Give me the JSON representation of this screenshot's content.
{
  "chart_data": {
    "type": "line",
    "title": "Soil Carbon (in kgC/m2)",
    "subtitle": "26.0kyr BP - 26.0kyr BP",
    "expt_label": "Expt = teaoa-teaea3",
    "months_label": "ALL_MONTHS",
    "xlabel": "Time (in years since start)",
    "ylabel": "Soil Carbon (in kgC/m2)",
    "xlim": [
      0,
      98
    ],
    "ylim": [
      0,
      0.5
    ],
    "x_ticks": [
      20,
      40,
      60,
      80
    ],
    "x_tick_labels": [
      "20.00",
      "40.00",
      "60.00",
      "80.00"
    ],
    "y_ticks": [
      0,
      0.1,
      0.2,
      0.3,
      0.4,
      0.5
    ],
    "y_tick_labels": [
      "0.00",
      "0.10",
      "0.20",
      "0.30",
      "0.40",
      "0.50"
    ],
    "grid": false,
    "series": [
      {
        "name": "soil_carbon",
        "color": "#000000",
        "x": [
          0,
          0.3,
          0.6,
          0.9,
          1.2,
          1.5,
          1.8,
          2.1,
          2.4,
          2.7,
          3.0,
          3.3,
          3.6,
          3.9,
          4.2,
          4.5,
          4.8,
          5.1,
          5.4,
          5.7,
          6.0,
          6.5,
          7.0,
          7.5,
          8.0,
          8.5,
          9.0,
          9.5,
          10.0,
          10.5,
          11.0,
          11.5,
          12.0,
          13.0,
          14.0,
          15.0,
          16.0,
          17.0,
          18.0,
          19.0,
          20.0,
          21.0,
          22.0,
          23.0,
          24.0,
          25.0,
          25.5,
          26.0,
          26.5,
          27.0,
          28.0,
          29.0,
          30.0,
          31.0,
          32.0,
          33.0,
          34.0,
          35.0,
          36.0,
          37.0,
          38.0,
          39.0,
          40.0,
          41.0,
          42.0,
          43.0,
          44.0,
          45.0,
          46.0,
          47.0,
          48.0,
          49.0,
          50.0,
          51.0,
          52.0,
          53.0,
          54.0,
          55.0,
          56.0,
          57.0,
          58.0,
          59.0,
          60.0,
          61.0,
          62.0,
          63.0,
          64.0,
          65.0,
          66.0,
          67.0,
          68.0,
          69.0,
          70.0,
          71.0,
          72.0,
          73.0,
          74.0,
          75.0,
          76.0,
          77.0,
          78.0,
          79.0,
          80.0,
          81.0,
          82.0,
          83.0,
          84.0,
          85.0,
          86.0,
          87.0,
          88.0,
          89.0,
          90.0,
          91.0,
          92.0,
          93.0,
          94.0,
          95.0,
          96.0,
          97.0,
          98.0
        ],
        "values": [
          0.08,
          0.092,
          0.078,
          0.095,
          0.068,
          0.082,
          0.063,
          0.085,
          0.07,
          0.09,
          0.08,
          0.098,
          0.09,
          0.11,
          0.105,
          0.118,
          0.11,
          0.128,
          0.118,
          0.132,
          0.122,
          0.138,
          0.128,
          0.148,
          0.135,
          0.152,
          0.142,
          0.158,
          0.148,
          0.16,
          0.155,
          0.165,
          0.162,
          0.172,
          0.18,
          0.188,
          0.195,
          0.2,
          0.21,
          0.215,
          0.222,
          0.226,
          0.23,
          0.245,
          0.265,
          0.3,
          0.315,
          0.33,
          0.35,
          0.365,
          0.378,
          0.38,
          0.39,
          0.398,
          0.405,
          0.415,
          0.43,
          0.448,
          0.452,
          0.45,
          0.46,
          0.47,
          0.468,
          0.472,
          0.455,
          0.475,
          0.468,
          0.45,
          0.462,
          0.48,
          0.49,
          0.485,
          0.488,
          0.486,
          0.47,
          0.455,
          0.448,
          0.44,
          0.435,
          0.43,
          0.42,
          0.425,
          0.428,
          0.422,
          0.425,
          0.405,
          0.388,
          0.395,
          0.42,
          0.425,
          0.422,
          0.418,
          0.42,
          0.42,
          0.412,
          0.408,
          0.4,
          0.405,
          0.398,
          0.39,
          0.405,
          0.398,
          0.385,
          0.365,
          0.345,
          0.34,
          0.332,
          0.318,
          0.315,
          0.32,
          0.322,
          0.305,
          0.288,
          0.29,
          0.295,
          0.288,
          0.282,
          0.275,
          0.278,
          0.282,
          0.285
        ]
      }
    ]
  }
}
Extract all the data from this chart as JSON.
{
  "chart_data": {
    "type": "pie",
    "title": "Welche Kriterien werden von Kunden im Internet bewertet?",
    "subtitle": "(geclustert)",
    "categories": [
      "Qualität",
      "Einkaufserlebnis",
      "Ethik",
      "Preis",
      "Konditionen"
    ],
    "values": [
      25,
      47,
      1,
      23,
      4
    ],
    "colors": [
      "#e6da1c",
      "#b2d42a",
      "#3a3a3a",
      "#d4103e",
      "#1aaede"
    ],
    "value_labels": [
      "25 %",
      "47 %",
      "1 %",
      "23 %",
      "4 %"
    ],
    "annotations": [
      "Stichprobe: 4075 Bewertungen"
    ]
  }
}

* _Instruction_: Please restate the records in full, word for word.

* _Solved exercise_:
Give me the JSON representation of this screenshot's content.
{
  "chart_data": {
    "type": "line",
    "title": "Soil Carbon (in kgC/m2)",
    "subtitle": "26.0kyr BP - 26.0kyr BP",
    "expt_label": "Expt = teaoa-teaea3",
    "months_label": "ALL_MONTHS",
    "xlabel": "Time (in years since start)",
    "ylabel": "Soil Carbon (in kgC/m2)",
    "xlim": [
      0,
      98
    ],
    "ylim": [
      0,
      0.5
    ],
    "x_ticks": [
      20,
      40,
      60,
      80
    ],
    "x_tick_labels": [
      "20.00",
      "40.00",
      "60.00",
      "80.00"
    ],
    "y_ticks": [
      0,
      0.1,
      0.2,
      0.3,
      0.4,
      0.5
    ],
    "y_tick_labels": [
      "0.00",
      "0.10",
      "0.20",
      "0.30",
      "0.40",
      "0.50"
    ],
    "grid": false,
    "series": [
      {
        "name": "soil_carbon",
        "color": "#000000",
        "x": [
          0,
          0.3,
          0.6,
          0.9,
          1.2,
          1.5,
          1.8,
          2.1,
          2.4,
          2.7,
          3.0,
          3.3,
          3.6,
          3.9,
          4.2,
          4.5,
          4.8,
          5.1,
          5.4,
          5.7,
          6.0,
          6.5,
          7.0,
          7.5,
          8.0,
          8.5,
          9.0,
          9.5,
          10.0,
          10.5,
          11.0,
          11.5,
          12.0,
          13.0,
          14.0,
          15.0,
          16.0,
          17.0,
          18.0,
          19.0,
          20.0,
          21.0,
          22.0,
          23.0,
          24.0,
          25.0,
          25.5,
          26.0,
          26.5,
          27.0,
          28.0,
          29.0,
          30.0,
          31.0,
          32.0,
          33.0,
          34.0,
          35.0,
          36.0,
          37.0,
          38.0,
          39.0,
          40.0,
          41.0,
          42.0,
          43.0,
          44.0,
          45.0,
          46.0,
          47.0,
          48.0,
          49.0,
          50.0,
          51.0,
          52.0,
          53.0,
          54.0,
          55.0,
          56.0,
          57.0,
          58.0,
          59.0,
          60.0,
          61.0,
          62.0,
          63.0,
          64.0,
          65.0,
          66.0,
          67.0,
          68.0,
          69.0,
          70.0,
          71.0,
          72.0,
          73.0,
          74.0,
          75.0,
          76.0,
          77.0,
          78.0,
          79.0,
          80.0,
          81.0,
          82.0,
          83.0,
          84.0,
          85.0,
          86.0,
          87.0,
          88.0,
          89.0,
          90.0,
          91.0,
          92.0,
          93.0,
          94.0,
          95.0,
          96.0,
          97.0,
          98.0
        ],
        "values": [
          0.08,
          0.092,
          0.078,
          0.095,
          0.068,
          0.082,
          0.063,
          0.085,
          0.07,
          0.09,
          0.08,
          0.098,
          0.09,
          0.11,
          0.105,
          0.118,
          0.11,
          0.128,
          0.118,
          0.132,
          0.122,
          0.138,
          0.128,
          0.148,
          0.135,
          0.152,
          0.142,
          0.158,
          0.148,
          0.16,
          0.155,
          0.165,
          0.162,
          0.172,
          0.18,
          0.188,
          0.195,
          0.2,
          0.21,
          0.215,
          0.222,
          0.226,
          0.23,
          0.245,
          0.265,
          0.3,
          0.315,
          0.33,
          0.35,
          0.365,
          0.378,
          0.38,
          0.39,
          0.398,
          0.405,
          0.415,
          0.43,
          0.448,
          0.452,
          0.45,
          0.46,
          0.47,
          0.468,
          0.472,
          0.455,
          0.475,
          0.468,
          0.45,
          0.462,
          0.48,
          0.49,
          0.485,
          0.488,
          0.486,
          0.47,
          0.455,
          0.448,
          0.44,
          0.435,
          0.43,
          0.42,
          0.425,
          0.428,
          0.422,
          0.425,
          0.405,
          0.388,
          0.395,
          0.42,
          0.425,
          0.422,
          0.418,
          0.42,
          0.42,
          0.412,
          0.408,
          0.4,
          0.405,
          0.398,
          0.39,
          0.405,
          0.398,
          0.385,
          0.365,
          0.345,
          0.34,
          0.332,
          0.318,
          0.315,
          0.32,
          0.322,
          0.305,
          0.288,
          0.29,
          0.295,
          0.288,
          0.282,
          0.275,
          0.278,
          0.282,
          0.285
        ]
      }
    ]
  }
}
Extract all the data from this chart as JSON.
{
  "chart_data": {
    "type": "pie",
    "title": "Welche Kriterien werden von Kunden im Internet bewertet?",
    "subtitle": "(geclustert)",
    "categories": [
      "Qualität",
      "Einkaufserlebnis",
      "Ethik",
      "Preis",
      "Konditionen"
    ],
    "values": [
      25,
      47,
      1,
      23,
      4
    ],
    "colors": [
      "#e6da1c",
      "#b2d42a",
      "#3a3a3a",
      "#d4103e",
      "#1aaede"
    ],
    "value_labels": [
      "25 %",
      "47 %",
      "1 %",
      "23 %",
      "4 %"
    ],
    "annotations": [
      "Stichprobe: 4075 Bewertungen"
    ]
  }
}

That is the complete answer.